任务 =
把从含有“red-arrow-icon: [259, 75, 568, 328]”的行起到数据末尾的各行照原样重写，只将其中的“footer-bar”换成“bottom-bar”，其余不变。

______________________________

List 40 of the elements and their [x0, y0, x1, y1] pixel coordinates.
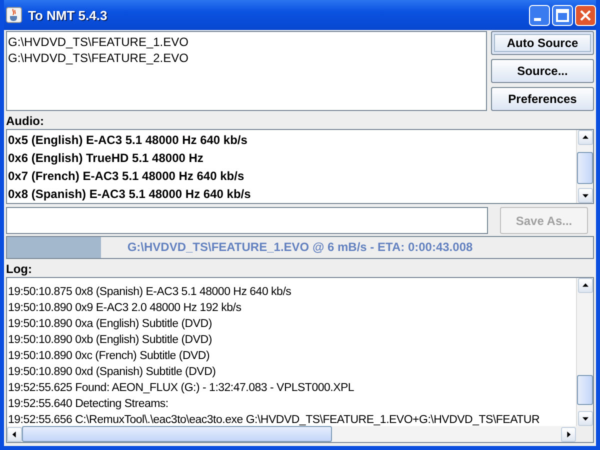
- output-path-field[interactable]: [6, 207, 488, 234]
- log-line: 19:50:10.890 0x9 E-AC3 2.0 48000 Hz 192 kb/s: [8, 301, 242, 316]
- minimize-button[interactable]: [529, 4, 550, 26]
- scroll-down-icon[interactable]: [578, 411, 592, 426]
- log-line: 19:50:10.890 0xa (English) Subtitle (DVD): [8, 317, 213, 332]
- scrollbar-thumb[interactable]: [577, 152, 593, 184]
- window-title: To NMT 5.4.3: [28, 8, 108, 22]
- log-line: 19:50:10.875 0x8 (Spanish) E-AC3 5.1 48000 Hz 640 kb/s: [8, 285, 292, 300]
- scroll-right-icon[interactable]: [561, 426, 576, 442]
- source-list[interactable]: G:\HVDVD_TS\FEATURE_1.EVO G:\HVDVD_TS\FEATURE_2.EVO: [6, 31, 487, 111]
- horizontal-scrollbar[interactable]: [7, 426, 576, 442]
- log-label: Log:: [6, 261, 33, 277]
- scroll-up-icon[interactable]: [578, 278, 592, 293]
- audio-track-item[interactable]: 0x8 (Spanish) E-AC3 5.1 48000 Hz 640 kb/s: [8, 185, 575, 203]
- scroll-down-icon[interactable]: [578, 188, 592, 203]
- close-button[interactable]: [575, 4, 596, 26]
- log-line: 19:52:55.625 Found: AEON_FLUX (G:) - 1:32:47.083 - VPLST000.XPL: [8, 381, 356, 396]
- vertical-scrollbar[interactable]: [576, 278, 593, 426]
- scroll-left-icon[interactable]: [7, 426, 22, 442]
- log-line: 19:50:10.890 0xc (French) Subtitle (DVD): [8, 349, 211, 364]
- source-item[interactable]: G:\HVDVD_TS\FEATURE_2.EVO: [8, 50, 485, 66]
- action-button[interactable]: Source...: [491, 59, 594, 83]
- progress-text: G:\HVDVD_TS\FEATURE_1.EVO @ 6 mB/s - ETA: 0:00:43.008: [126, 239, 474, 256]
- scroll-up-icon[interactable]: [578, 130, 592, 145]
- audio-track-item[interactable]: 0x6 (English) TrueHD 5.1 48000 Hz: [8, 149, 575, 167]
- coffee-cup-icon: [6, 7, 22, 23]
- log-line: 19:52:55.640 Detecting Streams:: [8, 397, 170, 412]
- log-line: 19:52:55.656 C:\RemuxTool\.\eac3to\eac3to.exe G:\HVDVD_TS\FEATURE_1.EVO+G:\HVDVD_TS\FEATUR: [8, 413, 541, 426]
- audio-track-item[interactable]: 0x5 (English) E-AC3 5.1 48000 Hz 640 kb/s: [8, 131, 575, 149]
- scrollbar-thumb[interactable]: [577, 375, 593, 405]
- maximize-button[interactable]: [552, 4, 573, 26]
- audio-label: Audio:: [6, 113, 45, 129]
- source-item[interactable]: G:\HVDVD_TS\FEATURE_1.EVO: [8, 34, 485, 50]
- vertical-scrollbar[interactable]: [576, 130, 593, 203]
- log-line: 19:50:10.890 0xd (Spanish) Subtitle (DVD): [8, 365, 217, 380]
- scrollbar-thumb[interactable]: [22, 426, 332, 442]
- action-button[interactable]: Preferences: [491, 87, 594, 111]
- action-button[interactable]: Auto Source: [491, 31, 594, 55]
- audio-track-item[interactable]: 0x7 (French) E-AC3 5.1 48000 Hz 640 kb/s: [8, 167, 575, 185]
- log-line: 19:50:10.890 0xb (English) Subtitle (DVD): [8, 333, 213, 348]
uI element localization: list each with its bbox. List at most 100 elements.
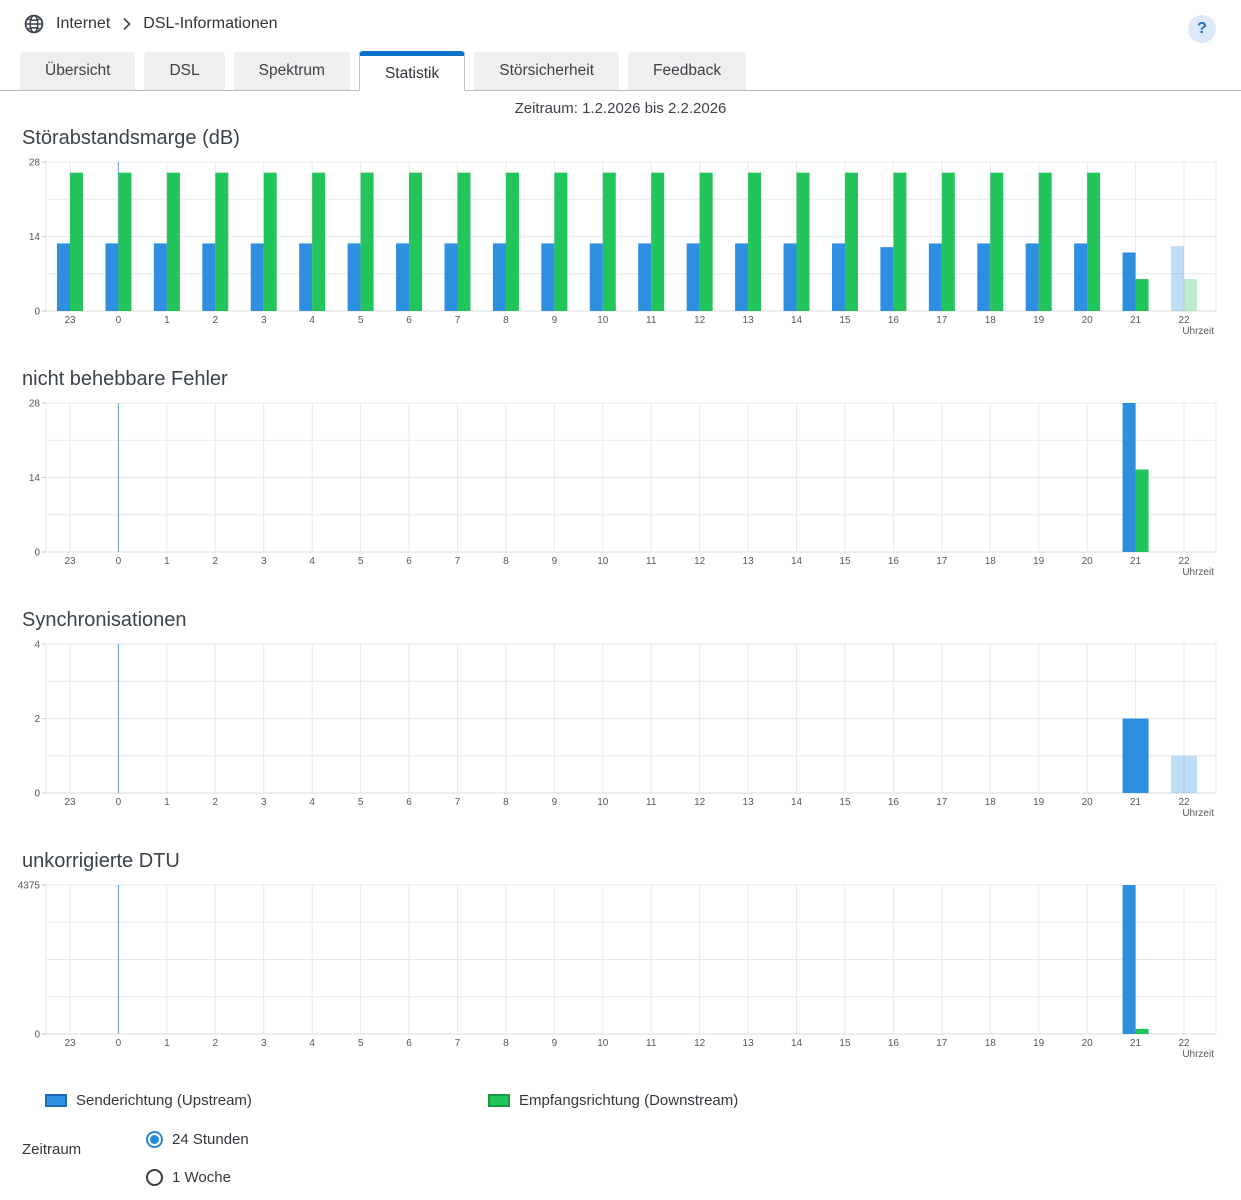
svg-text:2: 2: [213, 315, 219, 326]
bars-downstream-1: [1136, 470, 1149, 552]
tab-statistik[interactable]: Statistik: [359, 51, 465, 91]
chart-title-unkorrigierte-dtu: unkorrigierte DTU: [22, 850, 1219, 873]
svg-text:7: 7: [455, 797, 461, 808]
legend-swatch-downstream: [488, 1094, 510, 1107]
breadcrumb: Internet DSL-Informationen: [24, 14, 1217, 34]
chart-plot-synchronisationen: 0242301234567891011121314151617181920212…: [22, 638, 1218, 820]
svg-text:20: 20: [1082, 556, 1094, 567]
svg-text:0: 0: [116, 797, 122, 808]
svg-text:14: 14: [791, 797, 803, 808]
svg-text:4: 4: [309, 315, 315, 326]
svg-text:9: 9: [552, 1038, 558, 1049]
svg-text:14: 14: [29, 473, 41, 484]
svg-text:14: 14: [791, 556, 803, 567]
svg-text:19: 19: [1033, 556, 1045, 567]
svg-text:15: 15: [839, 315, 851, 326]
svg-text:4: 4: [309, 556, 315, 567]
svg-text:23: 23: [64, 315, 76, 326]
gridlines: [46, 885, 1216, 1034]
svg-text:4375: 4375: [18, 881, 41, 892]
svg-text:12: 12: [694, 797, 706, 808]
gridlines: [46, 644, 1216, 793]
tab-uebersicht[interactable]: Übersicht: [20, 52, 135, 90]
x-axis-title: Uhrzeit: [1182, 1049, 1214, 1060]
tab-spektrum[interactable]: Spektrum: [234, 52, 350, 90]
x-axis-labels: 23012345678910111213141516171819202122Uh…: [64, 315, 1214, 337]
svg-text:9: 9: [552, 797, 558, 808]
legend-label-downstream: Empfangsrichtung (Downstream): [519, 1092, 738, 1109]
legend-upstream: Senderichtung (Upstream): [45, 1092, 488, 1109]
x-axis-title: Uhrzeit: [1182, 567, 1214, 578]
svg-text:22: 22: [1178, 797, 1190, 808]
gridlines: [46, 403, 1216, 552]
zeitraum-label: Zeitraum: [22, 1131, 146, 1186]
svg-text:10: 10: [597, 1038, 609, 1049]
tab-stoersicherheit[interactable]: Störsicherheit: [474, 52, 619, 90]
svg-text:8: 8: [503, 315, 509, 326]
svg-text:2: 2: [213, 1038, 219, 1049]
chart-title-stoerabstandsmarge: Störabstandsmarge (dB): [22, 127, 1219, 150]
svg-text:2: 2: [213, 556, 219, 567]
svg-text:1: 1: [164, 1038, 170, 1049]
svg-text:8: 8: [503, 1038, 509, 1049]
svg-text:11: 11: [646, 1038, 657, 1049]
chart-title-synchronisationen: Synchronisationen: [22, 609, 1219, 632]
y-axis-labels: 04375: [18, 881, 46, 1041]
tab-bar: ÜbersichtDSL SpektrumStatistikStörsicherh…: [0, 52, 1241, 91]
svg-text:4: 4: [34, 640, 40, 651]
radio-label-1-woche: 1 Woche: [172, 1169, 231, 1186]
svg-text:0: 0: [116, 1038, 122, 1049]
svg-text:23: 23: [64, 556, 76, 567]
svg-text:10: 10: [597, 315, 609, 326]
radio-label-24-stunden: 24 Stunden: [172, 1131, 249, 1148]
svg-text:22: 22: [1178, 315, 1190, 326]
svg-text:6: 6: [406, 556, 412, 567]
svg-text:0: 0: [116, 556, 122, 567]
breadcrumb-section[interactable]: Internet: [56, 15, 110, 33]
svg-text:5: 5: [358, 556, 364, 567]
bars-downstream-1: [1136, 1029, 1149, 1034]
radio-24-stunden-selected[interactable]: [146, 1131, 163, 1148]
svg-text:21: 21: [1130, 1038, 1142, 1049]
svg-text:3: 3: [261, 797, 267, 808]
svg-text:8: 8: [503, 797, 509, 808]
tab-dsl[interactable]: DSL: [144, 52, 224, 90]
svg-text:17: 17: [936, 315, 948, 326]
svg-text:5: 5: [358, 797, 364, 808]
x-axis-title: Uhrzeit: [1182, 808, 1214, 819]
svg-text:28: 28: [29, 158, 41, 169]
svg-text:11: 11: [646, 797, 657, 808]
svg-text:16: 16: [888, 797, 900, 808]
svg-text:6: 6: [406, 315, 412, 326]
svg-text:5: 5: [358, 1038, 364, 1049]
svg-text:23: 23: [64, 1038, 76, 1049]
svg-text:11: 11: [646, 556, 657, 567]
y-axis-labels: 01428: [29, 158, 46, 318]
svg-text:17: 17: [936, 1038, 948, 1049]
svg-text:10: 10: [597, 797, 609, 808]
radio-1-woche[interactable]: [146, 1169, 163, 1186]
svg-text:9: 9: [552, 315, 558, 326]
chevron-right-icon: [122, 17, 131, 31]
svg-text:8: 8: [503, 556, 509, 567]
page-header: Internet DSL-Informationen ?: [0, 0, 1241, 52]
radio-option-24-stunden[interactable]: 24 Stunden: [146, 1131, 249, 1148]
svg-text:1: 1: [164, 315, 170, 326]
radio-option-1-woche[interactable]: 1 Woche: [146, 1169, 249, 1186]
svg-text:14: 14: [791, 1038, 803, 1049]
help-button[interactable]: ?: [1188, 15, 1216, 43]
svg-text:3: 3: [261, 1038, 267, 1049]
svg-text:12: 12: [694, 315, 706, 326]
svg-text:9: 9: [552, 556, 558, 567]
svg-text:21: 21: [1130, 315, 1142, 326]
svg-text:28: 28: [29, 399, 41, 410]
breadcrumb-page: DSL-Informationen: [143, 15, 277, 33]
tab-feedback[interactable]: Feedback: [628, 52, 746, 90]
svg-text:1: 1: [164, 797, 170, 808]
chart-plot-stoerabstandsmarge: 0142823012345678910111213141516171819202…: [22, 156, 1218, 338]
svg-text:18: 18: [985, 1038, 997, 1049]
svg-text:5: 5: [358, 315, 364, 326]
svg-text:0: 0: [34, 789, 40, 800]
svg-text:3: 3: [261, 315, 267, 326]
svg-text:23: 23: [64, 797, 76, 808]
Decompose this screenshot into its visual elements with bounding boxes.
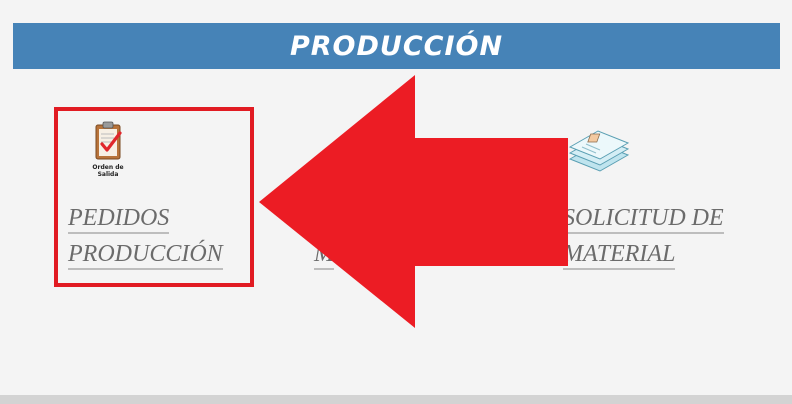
red-arrow-icon: [259, 75, 568, 328]
footer-bar: [0, 395, 792, 404]
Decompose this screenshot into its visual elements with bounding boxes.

______________________________

练习作答 =
red-arrow-icon: [259, 75, 568, 328]
bottom-bar: [0, 395, 792, 404]
Decompose this screenshot into its visual elements with bounding boxes.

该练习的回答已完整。